### [Text passage]
----
Slid, walked down the dunes to meet our truck and have breakfast. Kirsty, one of the gals from New Zealand,  took great shots of our descent.  And yes, Patti, a little bit of the Namib is coming your way!





Our time in the desert stretched the rest of the day to include a walk in what is called the DeadVlei  (prounced flay), in a place called Sossusvlei. A dead vlei is basically a section of what was once riverbed, that over the years, the dunes shift and close in on both sides, stopping any water from getting through and killing off whatever was in the "live" vlei. Looks sorta like a Harry Potter death valley stage set to me! A bit more walking and then we travelled by 4 x 4 open jeep to return to our truck and drive the rest of what was already a very long, hot day starting at 4am. It isn't a surprise that Aaron and I chose to upgrade for 16 US dollars and sleep in a little cabin, no tent set up, and 2 beds. Ahhhhhhh, what a good feeling after showering off the sand! Bed came with pillow and a towel! A novelty when camping.






Today, still no wifi but a lovely campsite in Fish River Canyon, one of the largest canyons in the world. Dont know how it compares to the Grand Canyon yet, but after our sunset walk, I will have a better idea. Until then, some of us read, hung out by the pool, did a bit of laundry or nap. Yep, the latter would be Aaron. This canyon is allegedly, second in size to the Grand Canyon. Perhaps in total volume, but it seemed a lot smaller to me.



One surprise "guest" joined us as we rolled up our tents in the morning. A fairly good sized scorpion decided to spend the night under one of the travelers tents....thankfully, not ours!


Trip with our group is winding down. After tonight, only 2 more nights before ending in Cape Town, where Aaron and I will travel on our own, before heading home. A few personalities are showing strain, anxiety for what is next, or weariness which is not a surprise. The youngest gal on our trip, Lauren, will be ending a 60 day odyssey,  without one upgrade! To be 23 years young!?  The oldest of our gang, Mari, continues to keep an amazing pace at 64, with 2 hip replacements in the past 5 -7 years! She climbed Mt. Kilimanjaro just a few weeks before joining us. An inspiration for all!
----
### [Data records]
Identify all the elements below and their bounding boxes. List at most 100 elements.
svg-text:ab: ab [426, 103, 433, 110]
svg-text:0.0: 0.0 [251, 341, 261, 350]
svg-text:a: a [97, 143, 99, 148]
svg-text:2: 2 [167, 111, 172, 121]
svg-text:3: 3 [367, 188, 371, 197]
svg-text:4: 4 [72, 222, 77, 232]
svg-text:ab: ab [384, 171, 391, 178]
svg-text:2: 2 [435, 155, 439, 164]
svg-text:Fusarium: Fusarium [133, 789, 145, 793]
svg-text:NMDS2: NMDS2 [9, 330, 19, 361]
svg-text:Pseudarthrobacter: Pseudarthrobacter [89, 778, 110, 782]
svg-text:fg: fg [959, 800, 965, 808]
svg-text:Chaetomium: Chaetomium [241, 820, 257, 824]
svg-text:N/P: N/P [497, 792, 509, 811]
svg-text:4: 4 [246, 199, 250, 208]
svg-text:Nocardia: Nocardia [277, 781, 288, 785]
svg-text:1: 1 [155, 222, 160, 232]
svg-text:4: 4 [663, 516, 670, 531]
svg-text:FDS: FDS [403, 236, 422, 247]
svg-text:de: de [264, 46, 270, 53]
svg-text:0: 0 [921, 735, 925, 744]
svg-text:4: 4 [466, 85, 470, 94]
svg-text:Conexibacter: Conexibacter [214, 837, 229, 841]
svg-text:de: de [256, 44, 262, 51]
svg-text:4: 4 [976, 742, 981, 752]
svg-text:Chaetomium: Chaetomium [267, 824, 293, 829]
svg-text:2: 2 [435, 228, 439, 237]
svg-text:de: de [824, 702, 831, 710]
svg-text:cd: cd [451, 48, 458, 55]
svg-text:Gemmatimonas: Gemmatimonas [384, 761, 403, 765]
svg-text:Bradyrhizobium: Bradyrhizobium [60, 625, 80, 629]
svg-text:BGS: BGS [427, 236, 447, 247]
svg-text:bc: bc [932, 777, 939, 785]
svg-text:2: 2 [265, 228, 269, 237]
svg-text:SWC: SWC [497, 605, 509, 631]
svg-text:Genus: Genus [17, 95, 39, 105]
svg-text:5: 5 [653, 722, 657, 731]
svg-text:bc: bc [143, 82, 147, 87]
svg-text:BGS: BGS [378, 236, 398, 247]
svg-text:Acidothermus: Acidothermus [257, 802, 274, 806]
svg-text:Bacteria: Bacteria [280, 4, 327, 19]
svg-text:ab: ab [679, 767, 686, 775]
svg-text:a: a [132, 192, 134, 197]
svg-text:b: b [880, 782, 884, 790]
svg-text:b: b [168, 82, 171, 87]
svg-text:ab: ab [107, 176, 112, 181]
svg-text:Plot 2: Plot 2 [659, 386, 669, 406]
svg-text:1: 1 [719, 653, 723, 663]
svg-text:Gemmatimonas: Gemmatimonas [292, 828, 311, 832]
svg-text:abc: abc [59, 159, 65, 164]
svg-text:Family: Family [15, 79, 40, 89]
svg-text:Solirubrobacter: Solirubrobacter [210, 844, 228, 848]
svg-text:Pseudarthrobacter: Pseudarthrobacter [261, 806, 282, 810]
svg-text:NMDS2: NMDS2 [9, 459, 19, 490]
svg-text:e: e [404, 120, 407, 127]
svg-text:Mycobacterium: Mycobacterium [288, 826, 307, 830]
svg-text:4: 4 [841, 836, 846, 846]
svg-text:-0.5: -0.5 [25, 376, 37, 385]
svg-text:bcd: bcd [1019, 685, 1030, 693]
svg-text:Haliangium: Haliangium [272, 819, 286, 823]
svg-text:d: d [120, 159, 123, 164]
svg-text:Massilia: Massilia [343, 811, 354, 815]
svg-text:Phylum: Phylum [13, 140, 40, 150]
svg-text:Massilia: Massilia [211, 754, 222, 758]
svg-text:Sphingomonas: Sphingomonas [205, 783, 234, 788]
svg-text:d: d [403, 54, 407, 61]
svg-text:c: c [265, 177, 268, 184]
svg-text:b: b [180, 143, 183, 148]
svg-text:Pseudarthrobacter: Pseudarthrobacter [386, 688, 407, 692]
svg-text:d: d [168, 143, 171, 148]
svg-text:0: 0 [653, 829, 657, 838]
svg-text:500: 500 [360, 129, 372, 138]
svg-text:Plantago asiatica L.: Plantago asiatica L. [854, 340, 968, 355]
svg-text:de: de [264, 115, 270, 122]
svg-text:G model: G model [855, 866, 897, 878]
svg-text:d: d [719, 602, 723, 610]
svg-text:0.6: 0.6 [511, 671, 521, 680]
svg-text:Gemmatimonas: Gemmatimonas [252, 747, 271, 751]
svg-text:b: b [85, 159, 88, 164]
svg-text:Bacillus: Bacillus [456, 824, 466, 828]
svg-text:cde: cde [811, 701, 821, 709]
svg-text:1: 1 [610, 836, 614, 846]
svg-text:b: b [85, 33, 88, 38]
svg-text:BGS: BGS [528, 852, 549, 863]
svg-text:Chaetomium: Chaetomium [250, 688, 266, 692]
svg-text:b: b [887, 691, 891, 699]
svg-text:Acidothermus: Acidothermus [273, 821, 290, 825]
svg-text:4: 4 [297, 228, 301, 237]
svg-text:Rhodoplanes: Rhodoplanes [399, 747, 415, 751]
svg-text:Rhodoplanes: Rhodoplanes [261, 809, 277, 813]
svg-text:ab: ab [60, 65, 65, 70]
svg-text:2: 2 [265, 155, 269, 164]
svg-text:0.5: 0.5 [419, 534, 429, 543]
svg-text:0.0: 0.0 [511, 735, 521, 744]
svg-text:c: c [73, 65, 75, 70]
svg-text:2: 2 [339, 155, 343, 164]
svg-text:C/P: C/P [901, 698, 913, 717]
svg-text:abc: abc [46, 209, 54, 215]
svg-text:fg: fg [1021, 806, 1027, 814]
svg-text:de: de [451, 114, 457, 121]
----
### [Exercise requirements]
#1 In the travel blog entry, how much did the cabin upgrade at Sossusvlei cost?
#2 From the travel blog entry, copy the words between "Today, still no" and "smaller to me.", inclusive.
#3 Write what comes next in the travel blog entry, picking up after its final sentence.

### [Response list]
#1 16 US dollars.

#2
Today, still no wifi but a lovely campsite in Fish River Canyon, one of the largest canyons in the world. Dont know how it compares to the Grand Canyon yet, but after our sunset walk, I will have a better idea. Until then, some of us read, hung out by the pool, did a bit of laundry or nap. Yep, the latter would be Aaron. This canyon is allegedly, second in size to the Grand Canyon. Perhaps in total volume, but it seemed a lot smaller to me.

#3
Onward to Orange River, a beautiful drive past vast grape farms full of green grape vines, with the Orange River cutting through Namibia and South Africa. Along the way, we could see the straw and stick homes of the workers. Our leader guesses 6-8 people live in each shack and reminded us how cold it gets off season in these simple accomodations. A few of our fellow travelers went canoeing and actually stopped on the South Africa side without passport or customs! That's how close we were. We opted for the pool with a view of S. Africa. Quite a contrast to the grape pickers digs, I know.








Looking into S. Africa across the river from our pool

Our final stop on the tour and last night of camping was in West Cape, South Africa along the Oliphante River (Elephant River). We stayed at a lovely vineyard where we set up camp, some, like me, attended a wine tasting, and then we were treated to a "home cooked" meal by the staff. The owner used to run overland tours like ours, with Intrepid, before settling down and buying this place.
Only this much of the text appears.